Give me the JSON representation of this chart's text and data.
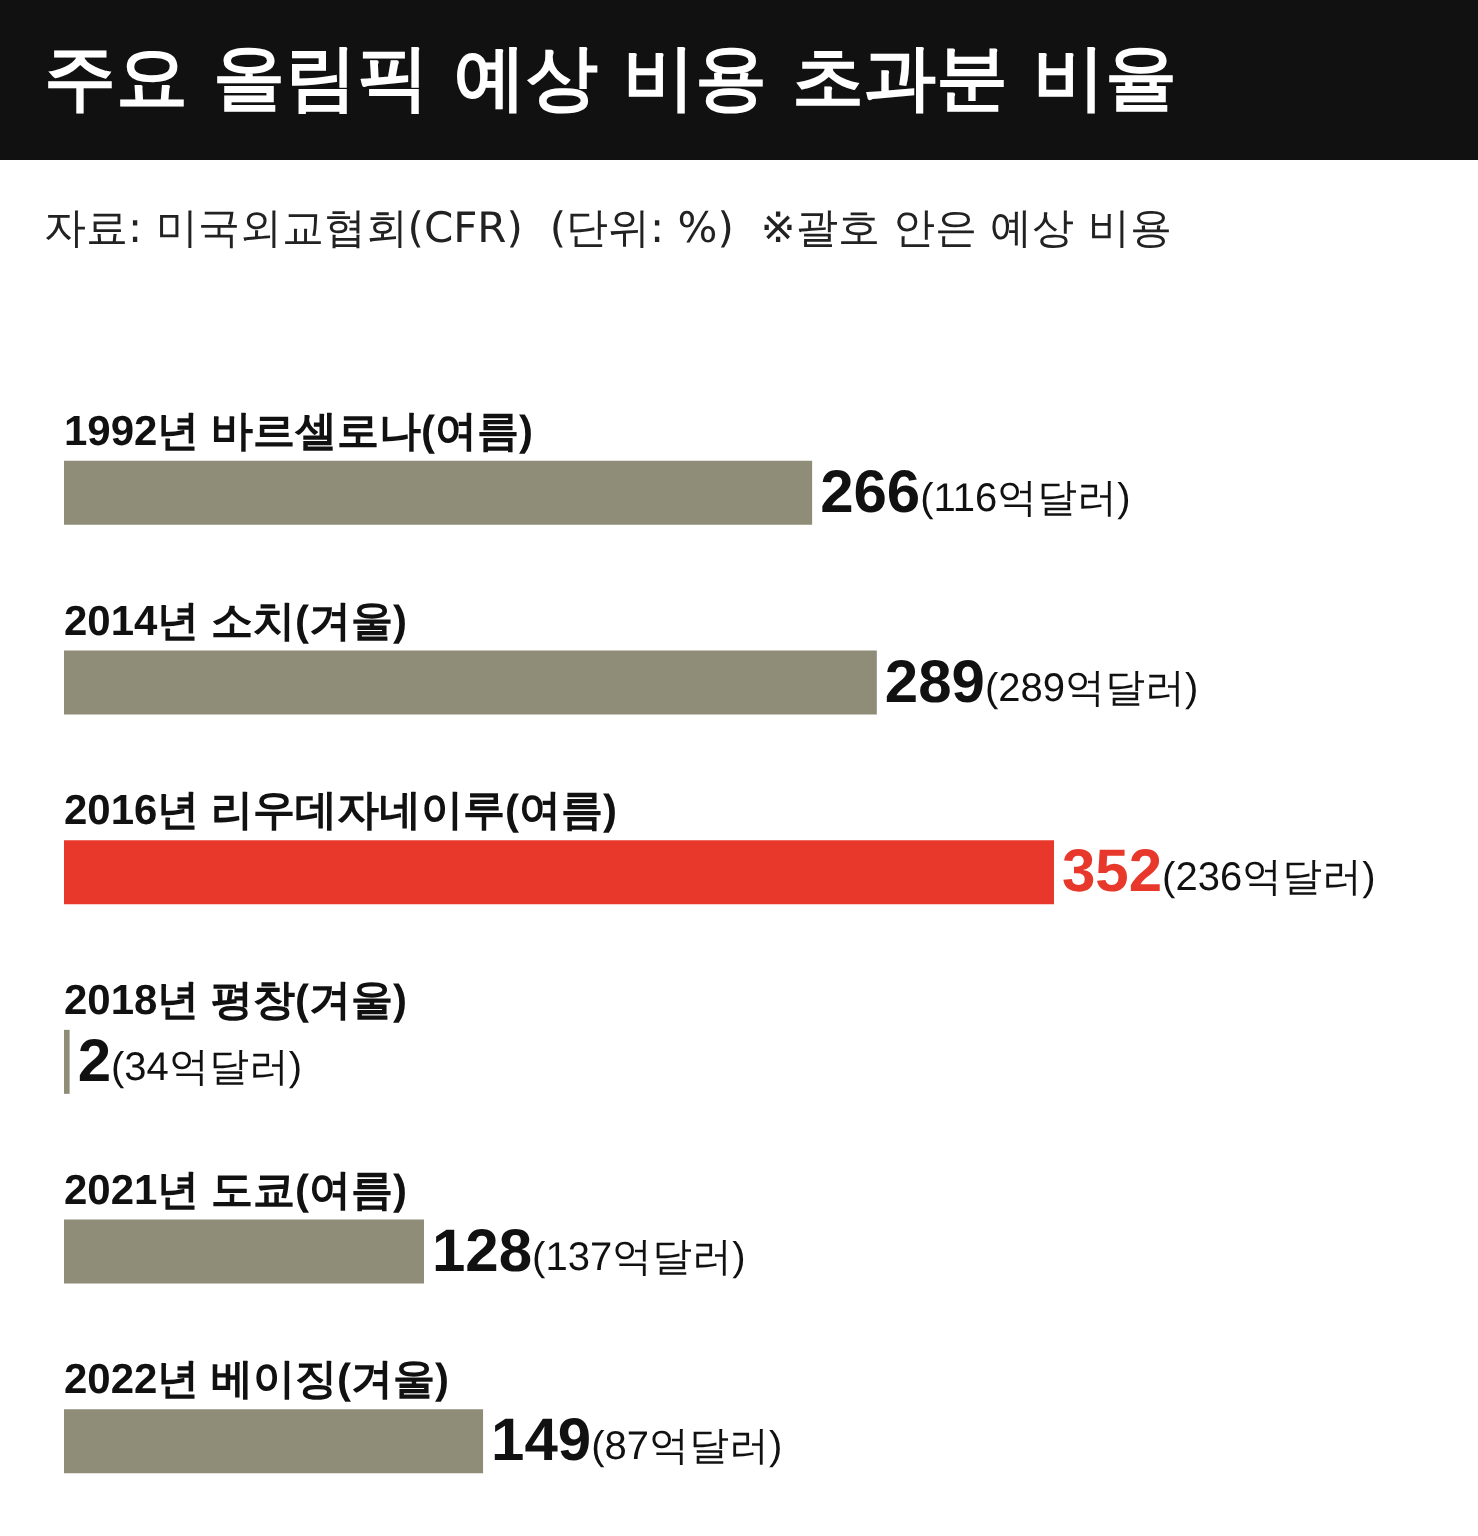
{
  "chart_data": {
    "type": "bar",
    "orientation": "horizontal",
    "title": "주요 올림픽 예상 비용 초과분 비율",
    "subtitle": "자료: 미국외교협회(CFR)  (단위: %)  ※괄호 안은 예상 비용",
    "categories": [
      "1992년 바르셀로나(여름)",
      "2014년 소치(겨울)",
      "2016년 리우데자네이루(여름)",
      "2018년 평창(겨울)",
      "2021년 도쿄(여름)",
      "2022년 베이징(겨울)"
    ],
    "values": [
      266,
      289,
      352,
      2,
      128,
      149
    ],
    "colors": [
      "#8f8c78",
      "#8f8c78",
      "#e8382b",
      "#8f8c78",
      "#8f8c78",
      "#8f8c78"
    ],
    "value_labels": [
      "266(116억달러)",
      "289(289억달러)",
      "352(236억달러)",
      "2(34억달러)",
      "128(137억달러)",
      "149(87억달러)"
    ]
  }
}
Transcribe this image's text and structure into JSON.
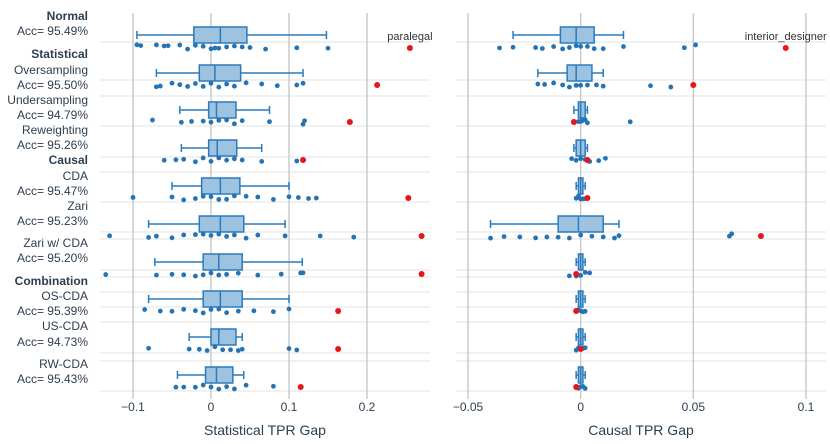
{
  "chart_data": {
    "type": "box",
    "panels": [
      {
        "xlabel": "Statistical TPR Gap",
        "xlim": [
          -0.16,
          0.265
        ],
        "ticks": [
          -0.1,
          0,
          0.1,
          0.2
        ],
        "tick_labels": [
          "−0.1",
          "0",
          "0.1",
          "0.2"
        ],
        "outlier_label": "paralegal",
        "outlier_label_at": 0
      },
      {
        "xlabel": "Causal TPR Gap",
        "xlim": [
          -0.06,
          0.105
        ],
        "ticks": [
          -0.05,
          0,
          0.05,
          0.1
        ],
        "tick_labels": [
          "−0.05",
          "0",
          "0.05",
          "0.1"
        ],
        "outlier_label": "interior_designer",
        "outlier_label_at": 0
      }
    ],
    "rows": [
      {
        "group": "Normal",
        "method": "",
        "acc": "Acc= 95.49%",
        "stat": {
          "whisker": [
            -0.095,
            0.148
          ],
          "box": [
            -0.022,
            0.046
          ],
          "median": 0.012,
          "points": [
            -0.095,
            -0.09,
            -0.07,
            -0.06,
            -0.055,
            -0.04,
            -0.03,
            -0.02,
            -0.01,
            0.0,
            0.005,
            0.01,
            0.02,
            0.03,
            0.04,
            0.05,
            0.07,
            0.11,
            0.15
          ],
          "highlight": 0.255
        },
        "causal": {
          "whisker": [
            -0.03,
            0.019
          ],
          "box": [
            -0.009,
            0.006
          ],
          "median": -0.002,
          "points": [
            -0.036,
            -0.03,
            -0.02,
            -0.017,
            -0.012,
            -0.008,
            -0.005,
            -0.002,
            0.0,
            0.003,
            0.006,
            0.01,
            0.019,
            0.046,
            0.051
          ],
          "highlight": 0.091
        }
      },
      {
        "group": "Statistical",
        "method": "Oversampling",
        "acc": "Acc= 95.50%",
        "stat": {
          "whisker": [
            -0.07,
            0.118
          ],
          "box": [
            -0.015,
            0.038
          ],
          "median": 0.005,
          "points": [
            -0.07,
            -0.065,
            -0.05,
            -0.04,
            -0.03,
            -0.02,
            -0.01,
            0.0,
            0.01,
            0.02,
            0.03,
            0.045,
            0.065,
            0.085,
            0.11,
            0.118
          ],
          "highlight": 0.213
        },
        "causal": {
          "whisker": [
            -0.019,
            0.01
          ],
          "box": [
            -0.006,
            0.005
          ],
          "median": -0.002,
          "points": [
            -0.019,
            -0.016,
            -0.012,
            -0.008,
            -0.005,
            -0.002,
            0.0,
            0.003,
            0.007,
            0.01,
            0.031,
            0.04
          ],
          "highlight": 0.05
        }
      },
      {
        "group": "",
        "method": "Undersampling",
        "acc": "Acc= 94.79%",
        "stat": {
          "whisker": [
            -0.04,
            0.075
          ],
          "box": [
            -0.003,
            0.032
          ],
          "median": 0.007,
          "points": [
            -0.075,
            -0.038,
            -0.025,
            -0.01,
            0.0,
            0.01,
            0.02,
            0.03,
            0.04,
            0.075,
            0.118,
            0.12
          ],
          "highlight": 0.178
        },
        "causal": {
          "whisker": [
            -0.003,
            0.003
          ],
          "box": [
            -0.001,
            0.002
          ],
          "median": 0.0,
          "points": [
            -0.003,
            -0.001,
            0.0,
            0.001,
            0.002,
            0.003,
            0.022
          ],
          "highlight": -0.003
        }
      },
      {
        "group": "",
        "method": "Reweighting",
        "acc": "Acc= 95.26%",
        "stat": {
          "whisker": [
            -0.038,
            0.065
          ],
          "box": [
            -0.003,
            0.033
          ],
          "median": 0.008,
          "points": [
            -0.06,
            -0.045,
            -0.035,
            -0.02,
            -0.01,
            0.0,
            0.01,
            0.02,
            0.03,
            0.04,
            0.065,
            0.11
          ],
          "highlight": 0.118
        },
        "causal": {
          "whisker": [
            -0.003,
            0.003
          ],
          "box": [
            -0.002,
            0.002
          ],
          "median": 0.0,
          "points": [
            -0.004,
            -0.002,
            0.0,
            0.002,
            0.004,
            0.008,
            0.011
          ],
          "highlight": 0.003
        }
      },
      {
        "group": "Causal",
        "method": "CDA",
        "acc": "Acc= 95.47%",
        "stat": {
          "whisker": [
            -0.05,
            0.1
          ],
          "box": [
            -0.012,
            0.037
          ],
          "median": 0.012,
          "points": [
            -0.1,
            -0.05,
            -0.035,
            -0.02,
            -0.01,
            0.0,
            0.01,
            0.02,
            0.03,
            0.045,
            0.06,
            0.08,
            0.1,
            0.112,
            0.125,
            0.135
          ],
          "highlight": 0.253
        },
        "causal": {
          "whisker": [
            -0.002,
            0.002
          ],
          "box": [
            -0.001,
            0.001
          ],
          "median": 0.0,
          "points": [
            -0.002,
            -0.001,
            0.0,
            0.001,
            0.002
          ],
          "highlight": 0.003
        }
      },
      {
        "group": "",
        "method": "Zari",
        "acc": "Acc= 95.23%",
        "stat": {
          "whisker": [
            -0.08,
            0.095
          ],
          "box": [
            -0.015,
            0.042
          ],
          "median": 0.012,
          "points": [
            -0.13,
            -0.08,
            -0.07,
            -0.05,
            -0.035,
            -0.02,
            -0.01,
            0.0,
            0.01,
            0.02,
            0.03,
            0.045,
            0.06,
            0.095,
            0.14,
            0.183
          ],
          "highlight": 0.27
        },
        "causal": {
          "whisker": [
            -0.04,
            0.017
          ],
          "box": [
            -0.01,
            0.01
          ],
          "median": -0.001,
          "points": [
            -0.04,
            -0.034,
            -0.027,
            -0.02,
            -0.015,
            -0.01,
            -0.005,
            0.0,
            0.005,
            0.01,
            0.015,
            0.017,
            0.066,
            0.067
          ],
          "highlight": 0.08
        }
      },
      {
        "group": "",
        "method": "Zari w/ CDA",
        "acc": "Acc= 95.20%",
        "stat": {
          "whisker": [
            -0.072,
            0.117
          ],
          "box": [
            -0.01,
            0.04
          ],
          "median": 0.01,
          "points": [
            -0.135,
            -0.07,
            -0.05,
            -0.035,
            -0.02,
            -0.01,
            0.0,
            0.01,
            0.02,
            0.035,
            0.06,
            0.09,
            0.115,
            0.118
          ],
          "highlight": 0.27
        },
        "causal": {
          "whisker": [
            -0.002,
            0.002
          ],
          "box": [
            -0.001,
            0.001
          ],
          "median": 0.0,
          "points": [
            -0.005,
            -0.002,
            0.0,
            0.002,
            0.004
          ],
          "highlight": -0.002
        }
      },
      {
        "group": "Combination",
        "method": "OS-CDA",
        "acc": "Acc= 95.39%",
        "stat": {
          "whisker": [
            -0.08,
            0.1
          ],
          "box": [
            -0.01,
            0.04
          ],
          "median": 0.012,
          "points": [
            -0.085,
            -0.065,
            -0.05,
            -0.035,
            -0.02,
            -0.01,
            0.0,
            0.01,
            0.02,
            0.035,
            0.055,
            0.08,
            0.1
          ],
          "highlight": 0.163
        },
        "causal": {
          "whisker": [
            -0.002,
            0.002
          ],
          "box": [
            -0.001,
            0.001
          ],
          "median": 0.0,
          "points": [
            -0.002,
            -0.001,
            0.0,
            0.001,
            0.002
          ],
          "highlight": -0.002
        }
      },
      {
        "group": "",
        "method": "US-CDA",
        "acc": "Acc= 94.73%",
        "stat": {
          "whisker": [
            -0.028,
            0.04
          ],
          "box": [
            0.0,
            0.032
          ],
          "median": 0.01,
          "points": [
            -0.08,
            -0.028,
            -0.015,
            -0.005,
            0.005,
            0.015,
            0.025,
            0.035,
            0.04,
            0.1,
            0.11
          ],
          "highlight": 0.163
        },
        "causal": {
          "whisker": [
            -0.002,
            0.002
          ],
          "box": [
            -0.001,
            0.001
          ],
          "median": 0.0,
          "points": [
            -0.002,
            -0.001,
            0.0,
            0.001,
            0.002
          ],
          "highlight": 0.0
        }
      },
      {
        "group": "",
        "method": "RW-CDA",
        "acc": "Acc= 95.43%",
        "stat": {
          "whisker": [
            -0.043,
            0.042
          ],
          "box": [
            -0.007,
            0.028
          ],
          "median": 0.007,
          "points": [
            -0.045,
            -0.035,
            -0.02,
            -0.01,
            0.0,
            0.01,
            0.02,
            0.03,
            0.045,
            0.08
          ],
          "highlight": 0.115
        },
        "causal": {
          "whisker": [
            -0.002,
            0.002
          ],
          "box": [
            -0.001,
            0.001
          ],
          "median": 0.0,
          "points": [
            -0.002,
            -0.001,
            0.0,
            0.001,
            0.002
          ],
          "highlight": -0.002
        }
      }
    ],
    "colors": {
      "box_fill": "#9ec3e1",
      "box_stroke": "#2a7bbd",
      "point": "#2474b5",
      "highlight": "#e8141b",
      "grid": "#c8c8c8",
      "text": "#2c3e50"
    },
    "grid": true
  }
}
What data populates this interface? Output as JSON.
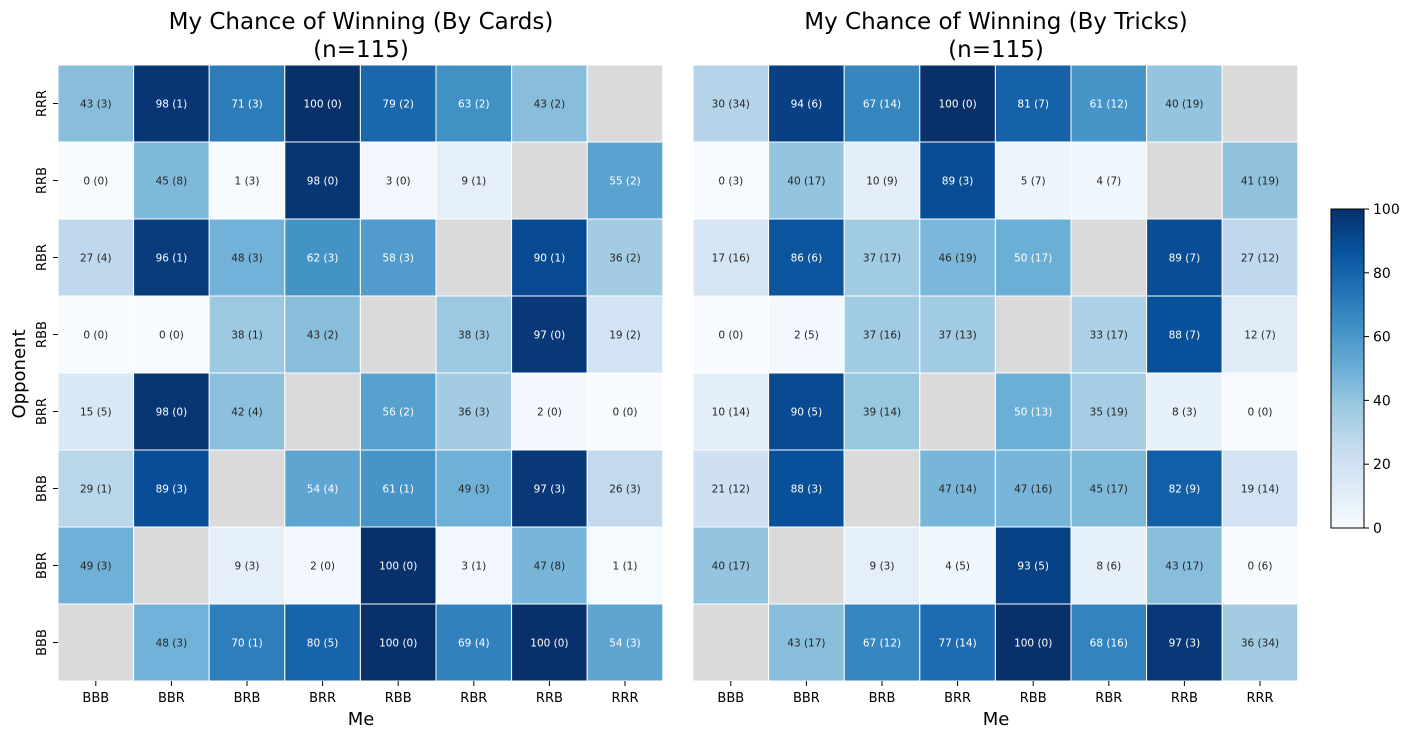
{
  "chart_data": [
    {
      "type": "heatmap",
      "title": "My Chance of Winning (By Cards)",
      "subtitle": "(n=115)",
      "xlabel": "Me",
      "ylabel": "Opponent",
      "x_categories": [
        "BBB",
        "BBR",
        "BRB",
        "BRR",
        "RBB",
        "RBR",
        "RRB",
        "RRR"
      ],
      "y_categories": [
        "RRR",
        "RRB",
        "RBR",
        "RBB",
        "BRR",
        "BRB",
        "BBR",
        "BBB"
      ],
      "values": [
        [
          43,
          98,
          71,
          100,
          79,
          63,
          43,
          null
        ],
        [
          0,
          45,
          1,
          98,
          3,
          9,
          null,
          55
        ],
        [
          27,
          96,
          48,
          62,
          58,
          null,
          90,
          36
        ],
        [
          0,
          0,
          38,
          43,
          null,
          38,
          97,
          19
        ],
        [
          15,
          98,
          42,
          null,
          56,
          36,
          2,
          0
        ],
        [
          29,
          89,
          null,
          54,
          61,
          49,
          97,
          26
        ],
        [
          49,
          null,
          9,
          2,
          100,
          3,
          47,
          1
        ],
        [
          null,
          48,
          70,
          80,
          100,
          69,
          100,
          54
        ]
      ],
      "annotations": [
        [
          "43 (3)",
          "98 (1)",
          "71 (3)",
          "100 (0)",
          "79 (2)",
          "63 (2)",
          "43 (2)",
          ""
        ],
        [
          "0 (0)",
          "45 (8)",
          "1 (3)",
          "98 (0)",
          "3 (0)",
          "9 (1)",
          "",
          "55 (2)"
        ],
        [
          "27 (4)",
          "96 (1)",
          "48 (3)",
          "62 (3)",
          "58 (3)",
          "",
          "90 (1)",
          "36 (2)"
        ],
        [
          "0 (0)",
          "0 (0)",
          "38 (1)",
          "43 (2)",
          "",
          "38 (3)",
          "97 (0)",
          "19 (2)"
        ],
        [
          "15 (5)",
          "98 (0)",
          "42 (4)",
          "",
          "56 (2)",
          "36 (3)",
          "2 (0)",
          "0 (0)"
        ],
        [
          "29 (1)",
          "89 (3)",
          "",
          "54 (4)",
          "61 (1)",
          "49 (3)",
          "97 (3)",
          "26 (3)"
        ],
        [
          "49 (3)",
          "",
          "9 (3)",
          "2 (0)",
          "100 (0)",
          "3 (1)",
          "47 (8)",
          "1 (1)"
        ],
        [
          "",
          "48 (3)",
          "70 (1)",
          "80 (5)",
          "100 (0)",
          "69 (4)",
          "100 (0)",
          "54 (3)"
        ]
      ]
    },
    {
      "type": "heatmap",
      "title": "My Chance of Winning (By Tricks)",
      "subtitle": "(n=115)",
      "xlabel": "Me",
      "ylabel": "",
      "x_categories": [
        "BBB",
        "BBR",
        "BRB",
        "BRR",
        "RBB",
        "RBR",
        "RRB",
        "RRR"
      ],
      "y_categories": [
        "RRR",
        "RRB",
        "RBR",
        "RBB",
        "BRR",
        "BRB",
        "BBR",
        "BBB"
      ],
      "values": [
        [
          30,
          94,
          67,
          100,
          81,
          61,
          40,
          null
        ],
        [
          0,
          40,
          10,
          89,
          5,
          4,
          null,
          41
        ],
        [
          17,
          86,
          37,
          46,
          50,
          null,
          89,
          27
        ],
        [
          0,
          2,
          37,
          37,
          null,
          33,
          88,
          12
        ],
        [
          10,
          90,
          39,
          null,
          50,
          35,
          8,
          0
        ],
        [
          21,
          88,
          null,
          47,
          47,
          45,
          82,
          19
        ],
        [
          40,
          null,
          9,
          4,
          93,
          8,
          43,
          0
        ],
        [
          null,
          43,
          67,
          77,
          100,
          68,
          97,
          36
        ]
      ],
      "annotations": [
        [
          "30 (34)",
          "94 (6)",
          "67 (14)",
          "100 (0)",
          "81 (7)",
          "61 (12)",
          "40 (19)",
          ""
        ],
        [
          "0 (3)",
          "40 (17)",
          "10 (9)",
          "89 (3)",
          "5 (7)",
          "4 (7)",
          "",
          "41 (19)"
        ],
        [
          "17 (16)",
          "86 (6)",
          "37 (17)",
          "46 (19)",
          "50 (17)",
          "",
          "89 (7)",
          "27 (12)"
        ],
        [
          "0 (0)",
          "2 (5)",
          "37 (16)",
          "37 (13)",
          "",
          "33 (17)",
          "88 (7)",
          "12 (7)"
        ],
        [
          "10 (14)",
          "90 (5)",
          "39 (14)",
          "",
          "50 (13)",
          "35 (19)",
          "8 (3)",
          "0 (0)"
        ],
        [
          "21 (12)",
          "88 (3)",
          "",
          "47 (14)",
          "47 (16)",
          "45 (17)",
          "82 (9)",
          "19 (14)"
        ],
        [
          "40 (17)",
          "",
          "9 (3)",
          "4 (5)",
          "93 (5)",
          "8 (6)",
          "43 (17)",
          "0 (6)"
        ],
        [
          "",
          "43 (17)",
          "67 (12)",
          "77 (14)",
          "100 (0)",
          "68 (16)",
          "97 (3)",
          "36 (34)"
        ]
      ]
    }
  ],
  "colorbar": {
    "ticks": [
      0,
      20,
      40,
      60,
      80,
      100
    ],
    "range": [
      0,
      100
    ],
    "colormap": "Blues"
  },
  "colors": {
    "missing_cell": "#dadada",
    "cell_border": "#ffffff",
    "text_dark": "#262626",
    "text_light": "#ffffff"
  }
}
▬▬▬▬▬▬
Extract lines where the string "type" occurs.

# Result
    "type": "bar",
    "type": "box",
      "type": "heatmap",
      "type": "heatmap",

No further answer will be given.